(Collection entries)
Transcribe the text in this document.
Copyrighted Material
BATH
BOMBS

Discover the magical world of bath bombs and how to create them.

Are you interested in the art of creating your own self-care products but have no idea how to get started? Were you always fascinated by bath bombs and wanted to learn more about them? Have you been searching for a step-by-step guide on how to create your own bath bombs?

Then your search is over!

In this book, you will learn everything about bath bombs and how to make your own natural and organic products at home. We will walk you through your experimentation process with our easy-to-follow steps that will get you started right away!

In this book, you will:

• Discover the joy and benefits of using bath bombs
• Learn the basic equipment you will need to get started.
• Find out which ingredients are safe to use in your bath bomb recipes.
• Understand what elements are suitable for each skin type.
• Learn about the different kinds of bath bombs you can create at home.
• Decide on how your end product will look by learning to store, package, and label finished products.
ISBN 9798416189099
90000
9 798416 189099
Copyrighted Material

## PROBLEM TO WORK ON
Copy out every line of the listing that includes the string "will".

## COMPLETE ANSWER
In this book, you will learn everything about bath bombs and how to make your own natural and organic products at home. We will walk you through your experimentation process with our easy-to-follow steps that will get you started right away!
In this book, you will:
• Learn the basic equipment you will need to get started.
• Decide on how your end product will look by learning to store, package, and label finished products.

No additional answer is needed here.